[Records excerpted from a collection]
^^^^^^^^

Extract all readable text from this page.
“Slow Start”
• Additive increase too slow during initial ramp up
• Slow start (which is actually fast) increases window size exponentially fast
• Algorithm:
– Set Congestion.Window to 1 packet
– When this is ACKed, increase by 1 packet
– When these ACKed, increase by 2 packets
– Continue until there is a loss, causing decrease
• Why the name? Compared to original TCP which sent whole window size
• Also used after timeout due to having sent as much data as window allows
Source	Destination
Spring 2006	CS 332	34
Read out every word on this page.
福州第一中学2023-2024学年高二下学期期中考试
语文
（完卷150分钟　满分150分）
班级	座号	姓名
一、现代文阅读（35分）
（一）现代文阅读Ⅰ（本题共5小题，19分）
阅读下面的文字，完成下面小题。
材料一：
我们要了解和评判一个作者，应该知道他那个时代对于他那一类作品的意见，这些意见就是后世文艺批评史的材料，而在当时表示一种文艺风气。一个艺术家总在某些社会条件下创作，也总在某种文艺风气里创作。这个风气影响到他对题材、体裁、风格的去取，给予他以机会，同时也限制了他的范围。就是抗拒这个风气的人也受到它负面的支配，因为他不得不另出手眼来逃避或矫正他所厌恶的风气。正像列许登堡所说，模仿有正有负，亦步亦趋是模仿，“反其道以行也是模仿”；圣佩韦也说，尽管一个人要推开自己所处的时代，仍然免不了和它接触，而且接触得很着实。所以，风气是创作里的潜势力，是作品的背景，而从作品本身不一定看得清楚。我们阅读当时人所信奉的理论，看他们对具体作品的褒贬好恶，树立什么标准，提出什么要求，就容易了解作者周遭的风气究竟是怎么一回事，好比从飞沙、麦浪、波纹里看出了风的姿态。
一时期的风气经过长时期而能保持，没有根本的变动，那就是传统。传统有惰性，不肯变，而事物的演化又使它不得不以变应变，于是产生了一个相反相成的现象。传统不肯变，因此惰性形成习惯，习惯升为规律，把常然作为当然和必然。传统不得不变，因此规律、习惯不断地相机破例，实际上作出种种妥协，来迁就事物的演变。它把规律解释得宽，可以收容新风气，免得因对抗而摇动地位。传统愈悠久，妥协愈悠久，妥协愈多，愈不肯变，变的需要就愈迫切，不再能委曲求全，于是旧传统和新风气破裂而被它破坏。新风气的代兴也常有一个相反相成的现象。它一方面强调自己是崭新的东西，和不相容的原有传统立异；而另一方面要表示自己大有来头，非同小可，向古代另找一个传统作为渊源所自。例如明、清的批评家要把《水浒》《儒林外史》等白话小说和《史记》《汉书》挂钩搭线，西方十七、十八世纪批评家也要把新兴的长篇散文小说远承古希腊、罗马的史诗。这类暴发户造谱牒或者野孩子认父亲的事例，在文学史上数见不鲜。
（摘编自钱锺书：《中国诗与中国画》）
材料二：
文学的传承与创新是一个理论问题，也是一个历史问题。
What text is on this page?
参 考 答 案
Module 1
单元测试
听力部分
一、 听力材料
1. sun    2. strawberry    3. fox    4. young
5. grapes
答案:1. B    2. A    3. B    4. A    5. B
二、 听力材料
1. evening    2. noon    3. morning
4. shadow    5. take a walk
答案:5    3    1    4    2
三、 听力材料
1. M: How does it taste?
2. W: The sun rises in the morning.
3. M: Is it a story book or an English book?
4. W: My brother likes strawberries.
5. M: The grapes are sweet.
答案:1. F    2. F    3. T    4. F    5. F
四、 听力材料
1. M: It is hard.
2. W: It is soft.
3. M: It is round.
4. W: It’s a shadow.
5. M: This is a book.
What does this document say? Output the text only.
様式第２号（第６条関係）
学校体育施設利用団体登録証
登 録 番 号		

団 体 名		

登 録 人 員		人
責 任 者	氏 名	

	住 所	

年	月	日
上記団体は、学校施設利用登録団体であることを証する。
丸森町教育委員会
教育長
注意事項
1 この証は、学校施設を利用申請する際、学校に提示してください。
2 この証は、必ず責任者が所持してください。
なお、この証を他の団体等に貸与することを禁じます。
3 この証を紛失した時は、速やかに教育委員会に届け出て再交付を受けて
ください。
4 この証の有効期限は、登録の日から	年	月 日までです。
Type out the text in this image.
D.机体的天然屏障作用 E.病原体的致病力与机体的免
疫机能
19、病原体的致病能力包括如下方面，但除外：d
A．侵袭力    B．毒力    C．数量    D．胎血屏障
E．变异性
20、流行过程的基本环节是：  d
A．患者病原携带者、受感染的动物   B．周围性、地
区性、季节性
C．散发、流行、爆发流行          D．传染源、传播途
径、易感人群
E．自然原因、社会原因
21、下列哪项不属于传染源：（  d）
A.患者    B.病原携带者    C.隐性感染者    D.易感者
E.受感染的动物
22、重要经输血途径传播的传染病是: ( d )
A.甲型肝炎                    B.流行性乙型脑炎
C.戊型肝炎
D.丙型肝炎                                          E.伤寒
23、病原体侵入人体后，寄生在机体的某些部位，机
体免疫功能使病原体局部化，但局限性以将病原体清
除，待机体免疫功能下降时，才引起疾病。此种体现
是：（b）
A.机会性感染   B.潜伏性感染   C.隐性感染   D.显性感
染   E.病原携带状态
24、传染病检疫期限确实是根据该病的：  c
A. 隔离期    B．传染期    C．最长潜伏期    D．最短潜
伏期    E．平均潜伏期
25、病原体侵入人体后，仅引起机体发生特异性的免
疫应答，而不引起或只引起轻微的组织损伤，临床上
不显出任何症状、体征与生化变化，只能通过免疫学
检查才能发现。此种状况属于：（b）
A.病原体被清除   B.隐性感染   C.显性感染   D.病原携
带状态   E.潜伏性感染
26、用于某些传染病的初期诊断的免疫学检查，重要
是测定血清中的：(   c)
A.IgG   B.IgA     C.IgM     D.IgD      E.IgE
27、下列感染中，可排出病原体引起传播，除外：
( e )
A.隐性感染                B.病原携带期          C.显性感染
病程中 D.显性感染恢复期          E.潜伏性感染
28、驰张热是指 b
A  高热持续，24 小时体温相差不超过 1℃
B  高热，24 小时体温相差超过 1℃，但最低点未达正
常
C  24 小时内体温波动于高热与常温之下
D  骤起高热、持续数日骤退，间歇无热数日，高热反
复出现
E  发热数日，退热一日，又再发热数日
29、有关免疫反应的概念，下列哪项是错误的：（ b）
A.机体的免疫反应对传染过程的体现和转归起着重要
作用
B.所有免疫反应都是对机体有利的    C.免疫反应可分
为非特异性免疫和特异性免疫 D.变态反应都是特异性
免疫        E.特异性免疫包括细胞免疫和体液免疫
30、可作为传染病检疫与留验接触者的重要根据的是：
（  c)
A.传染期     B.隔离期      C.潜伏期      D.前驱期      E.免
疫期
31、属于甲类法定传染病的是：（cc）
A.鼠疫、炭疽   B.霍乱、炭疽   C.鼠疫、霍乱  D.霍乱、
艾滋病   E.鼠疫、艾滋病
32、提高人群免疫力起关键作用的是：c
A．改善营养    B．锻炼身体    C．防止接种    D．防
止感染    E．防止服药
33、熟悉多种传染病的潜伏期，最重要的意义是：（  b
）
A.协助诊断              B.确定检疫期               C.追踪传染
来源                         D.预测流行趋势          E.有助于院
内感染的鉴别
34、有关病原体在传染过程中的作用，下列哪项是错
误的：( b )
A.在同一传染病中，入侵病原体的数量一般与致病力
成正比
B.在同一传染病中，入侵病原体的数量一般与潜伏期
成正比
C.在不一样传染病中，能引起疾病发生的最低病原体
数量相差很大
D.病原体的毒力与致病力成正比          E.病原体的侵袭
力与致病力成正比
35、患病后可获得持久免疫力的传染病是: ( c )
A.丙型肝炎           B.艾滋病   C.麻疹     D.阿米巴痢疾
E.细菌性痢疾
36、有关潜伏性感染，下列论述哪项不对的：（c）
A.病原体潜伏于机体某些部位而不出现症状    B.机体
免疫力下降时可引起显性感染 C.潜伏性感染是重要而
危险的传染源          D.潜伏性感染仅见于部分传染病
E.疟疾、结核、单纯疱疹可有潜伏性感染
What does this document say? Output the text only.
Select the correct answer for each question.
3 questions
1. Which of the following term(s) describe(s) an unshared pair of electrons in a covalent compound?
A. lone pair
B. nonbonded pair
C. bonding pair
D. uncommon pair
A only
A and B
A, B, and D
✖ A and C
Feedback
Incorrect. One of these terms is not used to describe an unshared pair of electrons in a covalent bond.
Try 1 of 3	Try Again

^^^^^^^^

* _Brief_: State the number of lines in the records that contain the string "book", and nothing more.

* _Response_: 2